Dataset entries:
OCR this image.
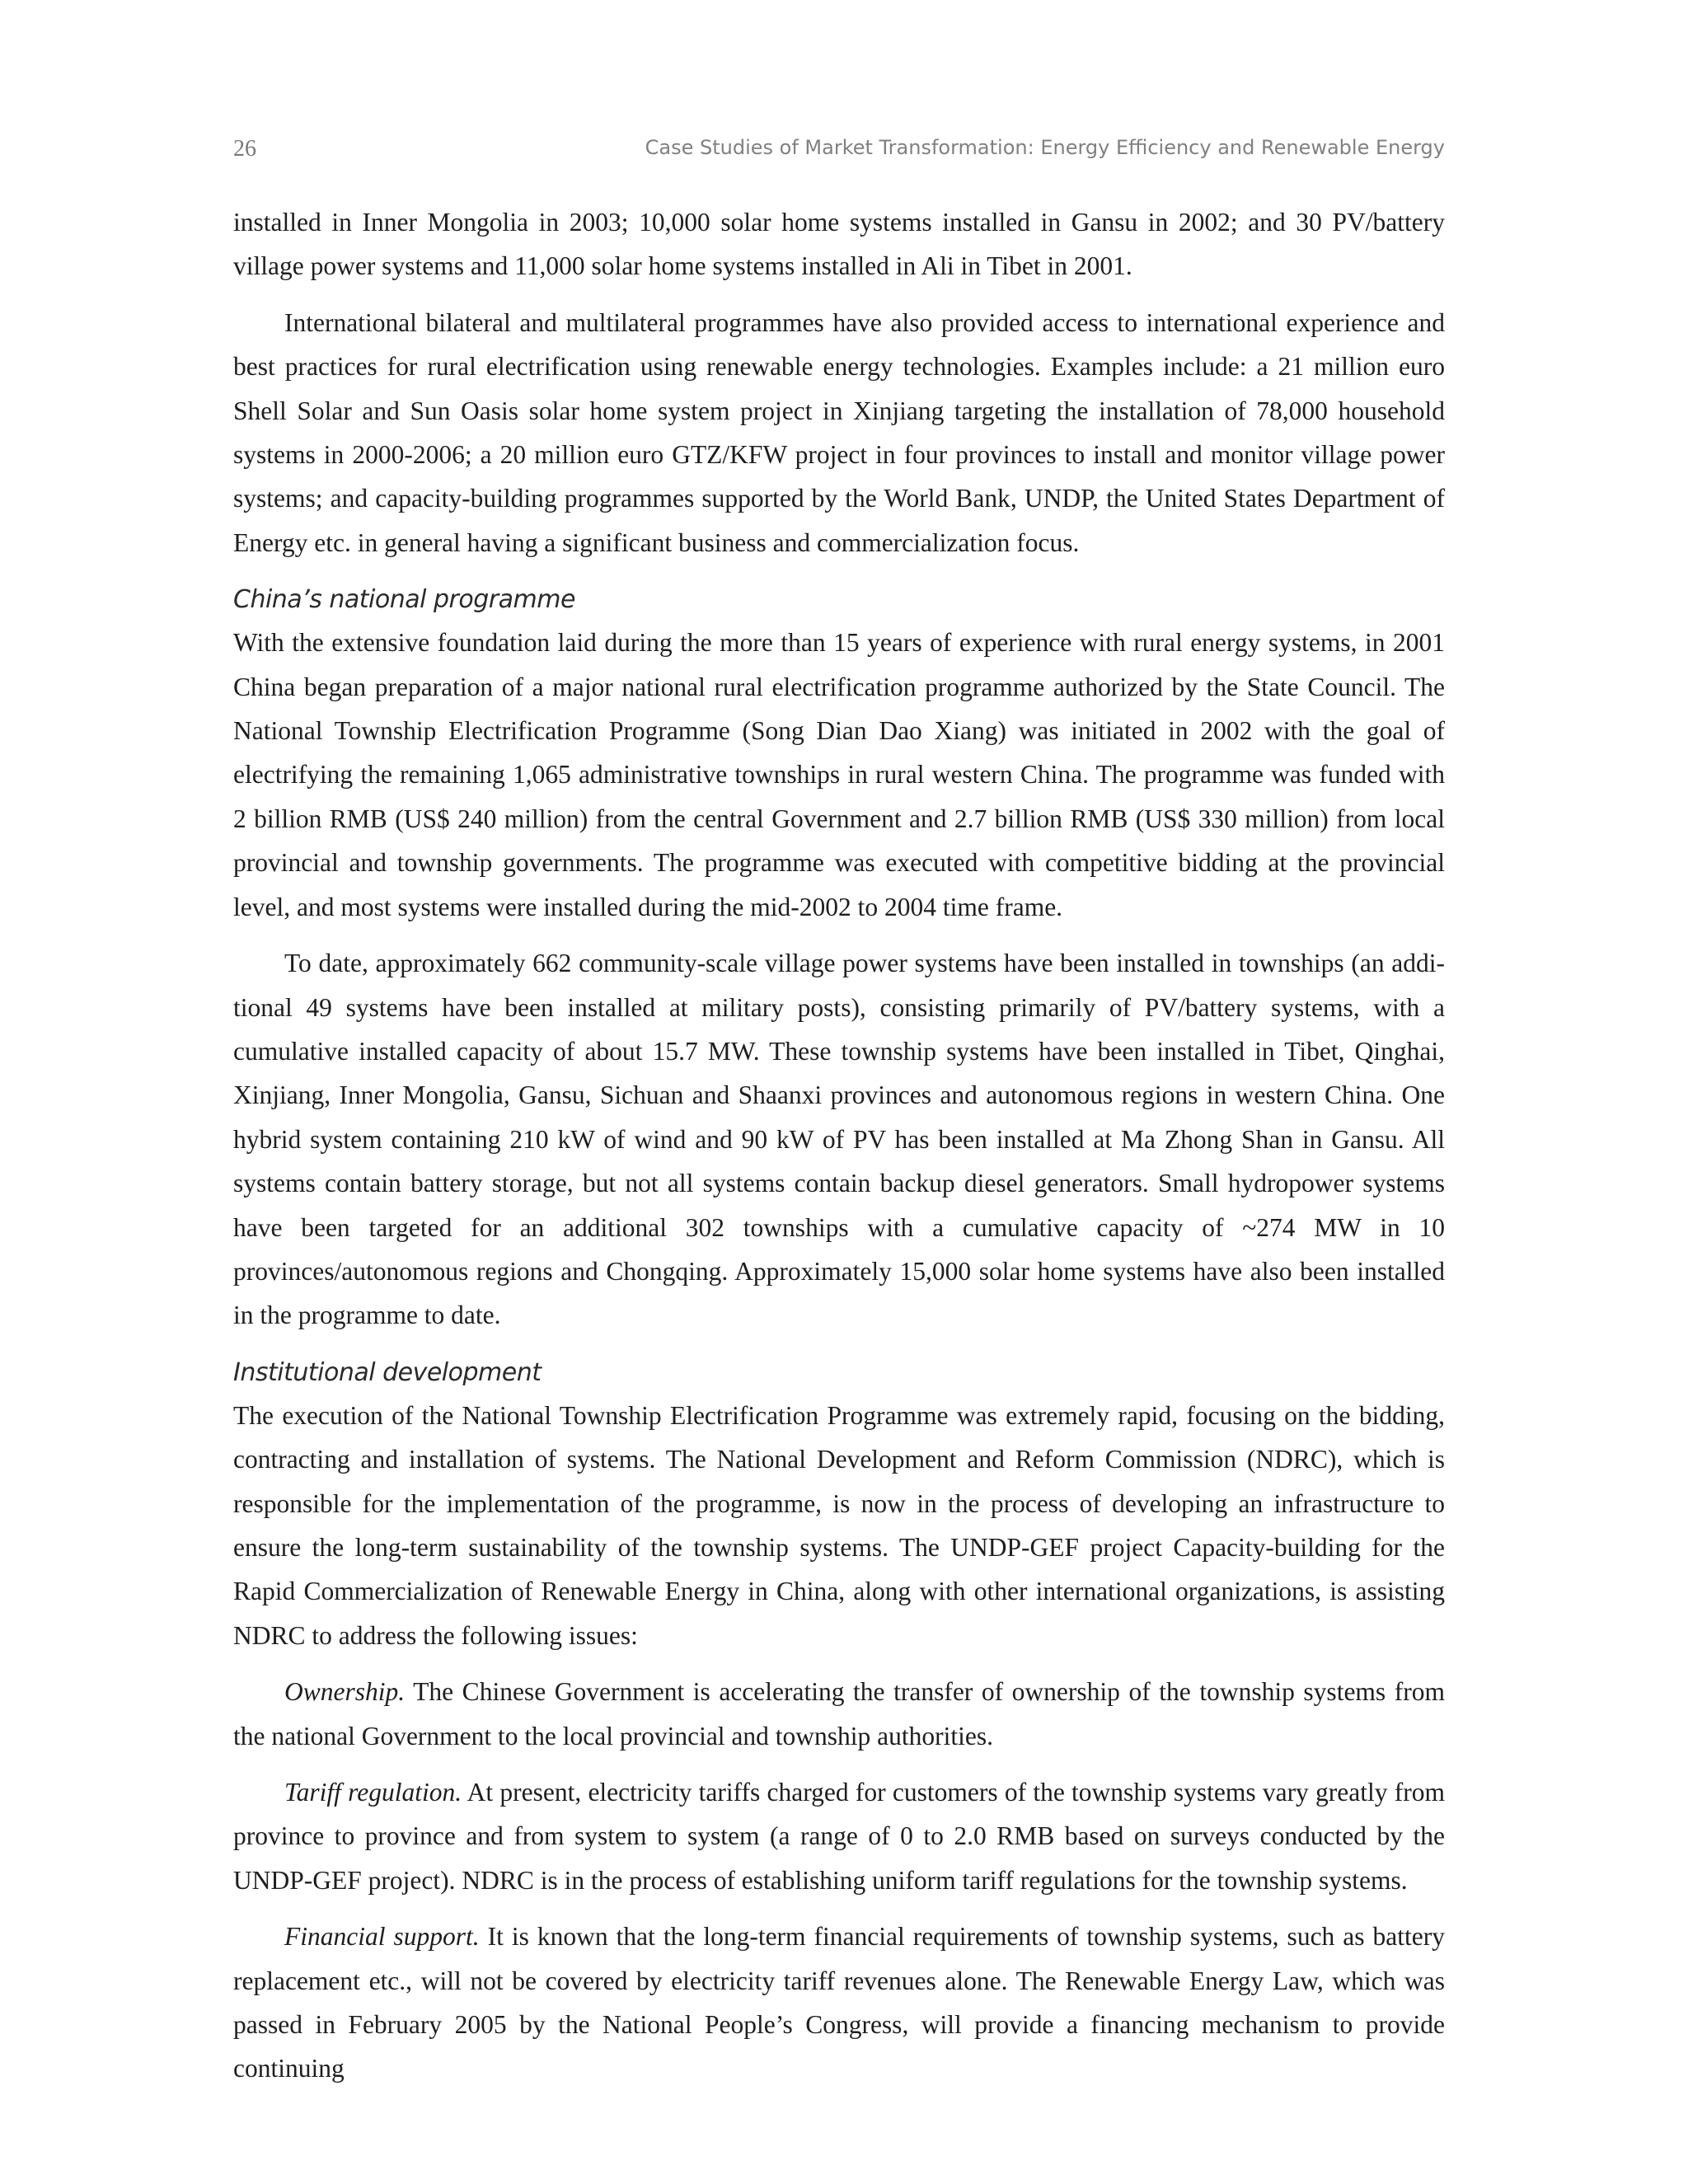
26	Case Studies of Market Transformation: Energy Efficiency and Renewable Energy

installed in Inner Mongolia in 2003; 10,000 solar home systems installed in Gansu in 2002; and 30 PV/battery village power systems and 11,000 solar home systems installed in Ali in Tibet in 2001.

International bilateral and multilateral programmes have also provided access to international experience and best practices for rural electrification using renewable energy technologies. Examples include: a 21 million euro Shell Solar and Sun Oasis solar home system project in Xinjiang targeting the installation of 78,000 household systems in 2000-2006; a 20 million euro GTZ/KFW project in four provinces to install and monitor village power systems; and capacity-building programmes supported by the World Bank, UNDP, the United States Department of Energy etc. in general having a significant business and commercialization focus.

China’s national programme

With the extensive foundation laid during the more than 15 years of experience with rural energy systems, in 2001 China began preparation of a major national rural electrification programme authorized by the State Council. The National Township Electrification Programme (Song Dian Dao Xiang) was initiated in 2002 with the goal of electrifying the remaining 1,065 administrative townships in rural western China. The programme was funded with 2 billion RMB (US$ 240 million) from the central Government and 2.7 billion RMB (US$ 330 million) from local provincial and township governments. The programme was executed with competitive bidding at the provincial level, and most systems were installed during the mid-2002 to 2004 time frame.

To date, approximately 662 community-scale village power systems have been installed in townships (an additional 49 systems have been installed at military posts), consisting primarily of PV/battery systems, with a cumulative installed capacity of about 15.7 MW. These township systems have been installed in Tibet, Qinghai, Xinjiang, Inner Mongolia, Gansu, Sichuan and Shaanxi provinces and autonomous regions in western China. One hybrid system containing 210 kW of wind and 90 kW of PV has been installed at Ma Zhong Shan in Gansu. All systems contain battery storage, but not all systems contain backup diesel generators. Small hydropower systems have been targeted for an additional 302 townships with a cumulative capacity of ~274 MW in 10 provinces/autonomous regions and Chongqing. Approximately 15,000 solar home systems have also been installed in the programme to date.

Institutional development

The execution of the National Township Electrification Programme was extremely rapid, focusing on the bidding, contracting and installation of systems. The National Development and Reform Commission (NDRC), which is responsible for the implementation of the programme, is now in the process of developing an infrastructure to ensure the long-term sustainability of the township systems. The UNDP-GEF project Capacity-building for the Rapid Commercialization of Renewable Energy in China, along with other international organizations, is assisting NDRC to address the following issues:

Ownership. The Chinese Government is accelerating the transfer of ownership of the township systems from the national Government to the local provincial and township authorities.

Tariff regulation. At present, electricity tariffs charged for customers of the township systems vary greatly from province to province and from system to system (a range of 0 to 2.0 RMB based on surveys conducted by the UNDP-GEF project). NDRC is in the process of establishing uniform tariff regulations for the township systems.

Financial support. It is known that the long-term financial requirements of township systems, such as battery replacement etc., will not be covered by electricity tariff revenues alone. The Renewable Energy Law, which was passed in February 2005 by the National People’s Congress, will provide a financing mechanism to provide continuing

* * *

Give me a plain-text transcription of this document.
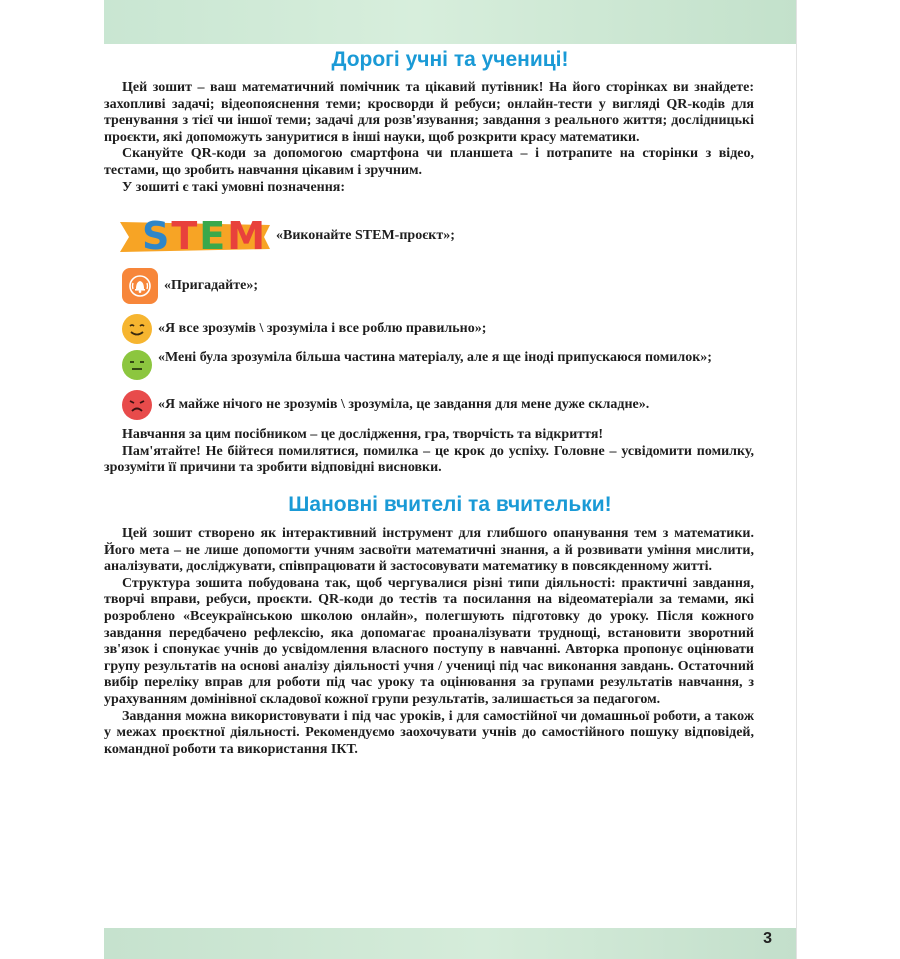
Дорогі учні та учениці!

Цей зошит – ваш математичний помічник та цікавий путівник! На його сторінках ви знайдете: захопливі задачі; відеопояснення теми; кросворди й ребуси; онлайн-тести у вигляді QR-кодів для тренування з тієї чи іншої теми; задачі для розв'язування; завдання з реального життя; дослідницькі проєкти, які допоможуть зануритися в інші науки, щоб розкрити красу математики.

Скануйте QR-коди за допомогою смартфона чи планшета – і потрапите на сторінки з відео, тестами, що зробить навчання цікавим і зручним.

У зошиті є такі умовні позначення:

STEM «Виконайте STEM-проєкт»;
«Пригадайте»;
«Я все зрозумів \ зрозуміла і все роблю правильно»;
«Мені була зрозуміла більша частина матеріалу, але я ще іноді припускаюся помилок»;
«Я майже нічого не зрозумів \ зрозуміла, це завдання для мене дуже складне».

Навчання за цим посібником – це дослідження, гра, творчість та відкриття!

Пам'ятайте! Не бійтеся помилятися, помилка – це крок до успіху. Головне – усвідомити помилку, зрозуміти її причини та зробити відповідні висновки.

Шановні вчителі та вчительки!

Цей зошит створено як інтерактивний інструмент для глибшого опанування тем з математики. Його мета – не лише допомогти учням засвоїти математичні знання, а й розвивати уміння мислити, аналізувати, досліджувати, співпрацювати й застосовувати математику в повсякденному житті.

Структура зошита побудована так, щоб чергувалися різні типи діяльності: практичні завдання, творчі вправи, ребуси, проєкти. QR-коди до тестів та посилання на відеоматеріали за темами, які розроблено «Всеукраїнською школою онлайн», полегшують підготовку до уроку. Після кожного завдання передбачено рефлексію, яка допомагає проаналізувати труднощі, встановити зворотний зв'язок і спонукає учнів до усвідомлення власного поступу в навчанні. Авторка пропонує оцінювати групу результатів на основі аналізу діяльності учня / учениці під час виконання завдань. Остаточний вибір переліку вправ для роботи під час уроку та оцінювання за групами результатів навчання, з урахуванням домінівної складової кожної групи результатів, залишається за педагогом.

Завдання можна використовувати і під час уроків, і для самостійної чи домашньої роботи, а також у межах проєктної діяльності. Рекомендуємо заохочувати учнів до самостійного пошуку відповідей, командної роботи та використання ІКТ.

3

---

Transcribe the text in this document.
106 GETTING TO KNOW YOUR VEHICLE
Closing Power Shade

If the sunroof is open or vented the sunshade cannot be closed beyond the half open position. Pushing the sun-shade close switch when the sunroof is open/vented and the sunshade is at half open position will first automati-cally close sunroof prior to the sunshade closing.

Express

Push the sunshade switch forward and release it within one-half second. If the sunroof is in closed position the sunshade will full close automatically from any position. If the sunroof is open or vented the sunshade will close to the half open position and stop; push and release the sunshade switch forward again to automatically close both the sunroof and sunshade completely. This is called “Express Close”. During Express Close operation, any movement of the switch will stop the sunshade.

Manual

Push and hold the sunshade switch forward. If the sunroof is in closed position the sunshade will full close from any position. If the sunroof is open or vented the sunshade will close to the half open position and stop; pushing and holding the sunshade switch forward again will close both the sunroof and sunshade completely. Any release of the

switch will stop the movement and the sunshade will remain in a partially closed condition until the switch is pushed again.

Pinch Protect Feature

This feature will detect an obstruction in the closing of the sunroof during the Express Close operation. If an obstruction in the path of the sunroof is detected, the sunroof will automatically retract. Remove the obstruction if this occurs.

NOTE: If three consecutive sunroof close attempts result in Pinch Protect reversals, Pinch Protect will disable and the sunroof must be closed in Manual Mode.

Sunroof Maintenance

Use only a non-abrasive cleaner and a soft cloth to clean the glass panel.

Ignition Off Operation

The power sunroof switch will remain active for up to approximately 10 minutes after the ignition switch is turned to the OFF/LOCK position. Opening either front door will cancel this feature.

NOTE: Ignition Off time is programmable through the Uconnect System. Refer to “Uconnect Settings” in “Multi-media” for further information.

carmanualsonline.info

### WRITTEN INSTRUCTION
Using the entries above, find all lines with "Pinch". Copy them.

### RESULT FOR THIS TASK
Pinch Protect Feature
NOTE: If three consecutive sunroof close attempts result in Pinch Protect reversals, Pinch Protect will disable and the sunroof must be closed in Manual Mode.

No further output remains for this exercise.